:: WRITTEN INSTRUCTION ::
Assemble all lines in which the string "JSON" appears.

:: RECORDS FOR THE EXERCISE ::
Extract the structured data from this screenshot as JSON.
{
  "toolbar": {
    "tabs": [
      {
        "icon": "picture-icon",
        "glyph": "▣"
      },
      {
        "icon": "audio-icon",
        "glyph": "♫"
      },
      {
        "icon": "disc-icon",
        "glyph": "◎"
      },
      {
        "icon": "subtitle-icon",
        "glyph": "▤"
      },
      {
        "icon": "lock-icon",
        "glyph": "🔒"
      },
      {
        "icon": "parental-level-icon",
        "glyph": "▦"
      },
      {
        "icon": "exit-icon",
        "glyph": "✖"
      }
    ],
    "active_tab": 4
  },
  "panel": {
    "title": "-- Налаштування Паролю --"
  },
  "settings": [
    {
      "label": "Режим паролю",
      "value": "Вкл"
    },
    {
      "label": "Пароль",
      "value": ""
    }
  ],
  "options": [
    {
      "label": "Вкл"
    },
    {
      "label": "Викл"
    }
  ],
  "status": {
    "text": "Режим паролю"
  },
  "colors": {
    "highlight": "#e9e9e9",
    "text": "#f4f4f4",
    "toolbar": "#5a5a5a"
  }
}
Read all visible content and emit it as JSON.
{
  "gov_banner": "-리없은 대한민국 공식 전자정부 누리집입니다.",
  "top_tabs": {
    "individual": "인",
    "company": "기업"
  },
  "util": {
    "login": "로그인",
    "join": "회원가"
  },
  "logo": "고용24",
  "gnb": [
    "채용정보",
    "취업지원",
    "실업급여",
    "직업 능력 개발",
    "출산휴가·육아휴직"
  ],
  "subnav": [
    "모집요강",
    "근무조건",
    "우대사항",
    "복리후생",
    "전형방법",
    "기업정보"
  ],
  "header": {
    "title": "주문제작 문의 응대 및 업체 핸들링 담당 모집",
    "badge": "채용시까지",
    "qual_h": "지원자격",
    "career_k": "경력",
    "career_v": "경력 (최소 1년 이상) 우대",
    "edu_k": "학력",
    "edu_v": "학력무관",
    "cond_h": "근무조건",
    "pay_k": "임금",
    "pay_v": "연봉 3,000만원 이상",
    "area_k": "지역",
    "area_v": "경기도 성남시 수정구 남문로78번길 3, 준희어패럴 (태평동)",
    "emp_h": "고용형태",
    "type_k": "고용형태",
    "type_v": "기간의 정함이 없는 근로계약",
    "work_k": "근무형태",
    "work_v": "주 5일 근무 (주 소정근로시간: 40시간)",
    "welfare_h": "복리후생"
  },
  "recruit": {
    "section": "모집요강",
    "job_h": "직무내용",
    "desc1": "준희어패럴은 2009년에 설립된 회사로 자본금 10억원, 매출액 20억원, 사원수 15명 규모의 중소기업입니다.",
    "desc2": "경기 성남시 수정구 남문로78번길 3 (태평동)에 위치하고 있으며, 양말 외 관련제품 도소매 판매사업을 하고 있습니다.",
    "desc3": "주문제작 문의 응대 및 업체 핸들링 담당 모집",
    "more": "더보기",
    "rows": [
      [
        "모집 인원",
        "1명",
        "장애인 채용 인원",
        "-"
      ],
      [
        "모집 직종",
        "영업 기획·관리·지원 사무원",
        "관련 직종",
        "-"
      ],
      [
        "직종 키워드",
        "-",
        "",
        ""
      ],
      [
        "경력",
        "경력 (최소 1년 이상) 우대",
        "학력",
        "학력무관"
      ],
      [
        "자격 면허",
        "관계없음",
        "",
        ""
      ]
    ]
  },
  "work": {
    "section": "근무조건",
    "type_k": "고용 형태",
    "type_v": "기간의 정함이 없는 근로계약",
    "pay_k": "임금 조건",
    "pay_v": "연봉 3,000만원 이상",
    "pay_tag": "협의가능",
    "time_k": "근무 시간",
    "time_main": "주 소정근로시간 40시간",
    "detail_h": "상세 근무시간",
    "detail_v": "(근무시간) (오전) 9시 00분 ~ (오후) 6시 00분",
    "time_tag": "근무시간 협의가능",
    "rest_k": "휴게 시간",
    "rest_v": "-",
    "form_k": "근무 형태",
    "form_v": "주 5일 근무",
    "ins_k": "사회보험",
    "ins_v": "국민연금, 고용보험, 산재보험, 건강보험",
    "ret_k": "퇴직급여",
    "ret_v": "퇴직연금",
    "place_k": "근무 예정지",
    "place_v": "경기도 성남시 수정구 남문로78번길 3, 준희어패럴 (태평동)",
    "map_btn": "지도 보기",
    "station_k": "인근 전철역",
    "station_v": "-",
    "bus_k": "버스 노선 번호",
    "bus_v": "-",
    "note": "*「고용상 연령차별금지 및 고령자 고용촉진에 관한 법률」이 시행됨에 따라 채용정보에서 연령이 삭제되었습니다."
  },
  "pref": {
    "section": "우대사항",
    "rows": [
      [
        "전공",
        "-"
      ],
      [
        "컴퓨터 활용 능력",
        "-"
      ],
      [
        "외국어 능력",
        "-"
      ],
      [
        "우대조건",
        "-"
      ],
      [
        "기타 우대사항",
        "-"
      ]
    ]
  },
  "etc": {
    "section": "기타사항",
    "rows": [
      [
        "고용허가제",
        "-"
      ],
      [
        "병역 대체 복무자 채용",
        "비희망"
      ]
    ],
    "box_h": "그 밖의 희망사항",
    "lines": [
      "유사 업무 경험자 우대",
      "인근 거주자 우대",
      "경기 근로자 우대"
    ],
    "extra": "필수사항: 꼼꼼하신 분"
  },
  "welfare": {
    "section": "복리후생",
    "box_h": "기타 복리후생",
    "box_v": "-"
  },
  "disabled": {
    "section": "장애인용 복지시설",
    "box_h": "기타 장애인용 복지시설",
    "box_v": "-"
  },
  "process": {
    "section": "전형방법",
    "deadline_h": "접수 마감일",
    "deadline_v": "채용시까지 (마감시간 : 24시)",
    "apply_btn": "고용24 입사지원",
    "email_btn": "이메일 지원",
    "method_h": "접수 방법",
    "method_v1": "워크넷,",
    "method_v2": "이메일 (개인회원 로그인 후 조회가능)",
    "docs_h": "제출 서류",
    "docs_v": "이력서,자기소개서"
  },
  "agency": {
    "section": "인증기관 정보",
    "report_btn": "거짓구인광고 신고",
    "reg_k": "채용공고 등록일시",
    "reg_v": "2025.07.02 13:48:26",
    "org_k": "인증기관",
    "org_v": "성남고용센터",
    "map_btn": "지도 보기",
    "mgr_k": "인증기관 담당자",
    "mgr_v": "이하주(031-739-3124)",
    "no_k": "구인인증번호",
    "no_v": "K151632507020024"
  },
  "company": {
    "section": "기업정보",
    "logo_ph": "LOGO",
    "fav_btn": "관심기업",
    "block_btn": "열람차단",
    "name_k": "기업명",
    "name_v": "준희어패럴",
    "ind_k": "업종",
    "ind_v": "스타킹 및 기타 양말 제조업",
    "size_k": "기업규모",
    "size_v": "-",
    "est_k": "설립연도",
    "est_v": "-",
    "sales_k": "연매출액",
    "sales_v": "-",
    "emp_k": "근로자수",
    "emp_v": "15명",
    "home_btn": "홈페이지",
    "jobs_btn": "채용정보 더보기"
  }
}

:: CORRECT ANSWER ::
Extract the structured data from this screenshot as JSON.
Read all visible content and emit it as JSON.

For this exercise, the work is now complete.